→ **SELECTED EXCERPT**
Thursday, 8 December 2022

SLOT Projects

SLOT ON THE ROCKS


Placemaking N.S.W. has commissioned SLOT to present a series of five windows under the title – Curated Windows - in the window of 23 Nurses Walk, The Rocks / Tallowoladah.

December 2022 – April 2023


Window #1







BEARING WITNESS

ANNELIES JAHN & JANE BURTON TAYLOR


Bearing Witness quotes Paul Keating’s 1992 Redfern speech. Written with Don Watson 30 years ago, the speech recognised the significant damage done to Aboriginal and Torres Strait Islander peoples by colonisation. The Rocks/Tallowoladah is ground zero of First Contact. In this short quote from the speech, amplified as a neon light, the artists have created a personal expression of the hope for unity in the truth-telling that is happening now and is still to come. They, like us, are Bearing Witness.


December 7 – January 9




Photograph by Adam Scarf @adamscarfphotography















                                                                                        Photograph by Adam Scarf                                                                              
                                       
                                                           Photograph by Adam Scarf

 


Photograph by Adam Scarf



    Photograph by Adam Scarf






Friday, 2 December 2022

Anie Nheu

27 November - 29 December      Passing Through





Anie Nheu’s piece Passing Through is both an appreciation of nature and a consideration of the appreciation of nature in art.

It began during a holiday on a farm at East Gresford beside Allyn River in the upper Hunter. Anie was struck by the beauty of the landscape and the trees she saw. So much so that she began drawing them, on this occasion a casuarina on the left and a eucalypt on the right. Back in her Sydney studio and faced with the proposition of making something out of her time away for SLOT, Anie focused on her drawing.

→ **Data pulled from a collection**

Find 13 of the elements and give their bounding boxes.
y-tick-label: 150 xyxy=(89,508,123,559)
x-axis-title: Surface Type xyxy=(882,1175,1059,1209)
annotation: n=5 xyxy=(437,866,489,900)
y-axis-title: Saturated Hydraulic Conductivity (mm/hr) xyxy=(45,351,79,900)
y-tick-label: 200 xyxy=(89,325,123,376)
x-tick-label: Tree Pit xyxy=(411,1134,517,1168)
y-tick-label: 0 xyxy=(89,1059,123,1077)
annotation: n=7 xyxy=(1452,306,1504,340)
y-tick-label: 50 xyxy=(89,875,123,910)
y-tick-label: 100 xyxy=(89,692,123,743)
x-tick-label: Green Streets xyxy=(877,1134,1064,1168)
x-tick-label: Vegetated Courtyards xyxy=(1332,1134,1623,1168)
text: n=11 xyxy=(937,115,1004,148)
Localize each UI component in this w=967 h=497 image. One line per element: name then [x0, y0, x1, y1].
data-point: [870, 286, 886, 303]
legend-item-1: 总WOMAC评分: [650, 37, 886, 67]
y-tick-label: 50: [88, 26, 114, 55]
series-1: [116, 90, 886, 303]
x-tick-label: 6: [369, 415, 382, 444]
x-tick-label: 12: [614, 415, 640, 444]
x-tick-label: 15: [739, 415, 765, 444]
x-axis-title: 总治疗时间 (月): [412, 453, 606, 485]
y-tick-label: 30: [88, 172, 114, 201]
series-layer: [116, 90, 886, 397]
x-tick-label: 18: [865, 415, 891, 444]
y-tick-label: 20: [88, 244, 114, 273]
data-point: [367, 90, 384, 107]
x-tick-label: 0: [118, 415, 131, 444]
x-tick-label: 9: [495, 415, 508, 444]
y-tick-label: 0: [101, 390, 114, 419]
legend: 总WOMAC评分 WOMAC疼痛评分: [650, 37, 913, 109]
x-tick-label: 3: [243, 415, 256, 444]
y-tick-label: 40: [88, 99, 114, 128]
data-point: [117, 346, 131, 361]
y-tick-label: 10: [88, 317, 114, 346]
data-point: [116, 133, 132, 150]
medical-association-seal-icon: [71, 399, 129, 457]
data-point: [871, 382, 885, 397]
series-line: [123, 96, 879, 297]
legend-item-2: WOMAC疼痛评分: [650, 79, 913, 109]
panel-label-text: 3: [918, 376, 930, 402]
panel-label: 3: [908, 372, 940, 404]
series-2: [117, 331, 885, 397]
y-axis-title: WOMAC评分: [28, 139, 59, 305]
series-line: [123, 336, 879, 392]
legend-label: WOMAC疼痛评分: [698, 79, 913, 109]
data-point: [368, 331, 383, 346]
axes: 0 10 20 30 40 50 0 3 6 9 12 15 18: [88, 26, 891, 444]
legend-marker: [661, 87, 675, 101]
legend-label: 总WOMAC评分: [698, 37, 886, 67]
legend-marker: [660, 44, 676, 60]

→ **TASK REQUIREMENTS**
(A) According to the SLOT Projects text, where was Anie Nheu when her piece Passing Through began?
(B) Carry on the SLOT Projects text past its last sentence, about Anie Nheu focusing on her drawing.

→ **ANSWERS PER TASK**
(A) On holiday on a farm at East Gresford, beside Allyn River in the upper Hunter.

(B)
In a pile of some-one-else’s thrown-out junk she noticed an exquisite Art Nouveau frame, a style that celebrated organic form, in particular trees. It seems to have set the tone of Anie’s piece. Lovingly restored, it embellishes the rawness of the Australian bush with an orientalist elegance.

Like a giant piece of ikebana, a tree branch cut and re-assembled for the window space offers a counterpoint to the stylised representation of bamboo that frames Anie’s drawing of native trees - incidentally it is drawn in charcoal, the burnt fragments of trees, and is pointing out that the paper is pulped and processed timber taking the metaphor too far? Standing looking at the finished work I found myself thinking how many ways can you say tree in art? Anie commented that she saw it as commodification. She felt that the process of art is to make a commodity out of an experience. In this case the reverie found in nature. Sure, it’s not such a big thing, but in the hands of an artist it becomes that.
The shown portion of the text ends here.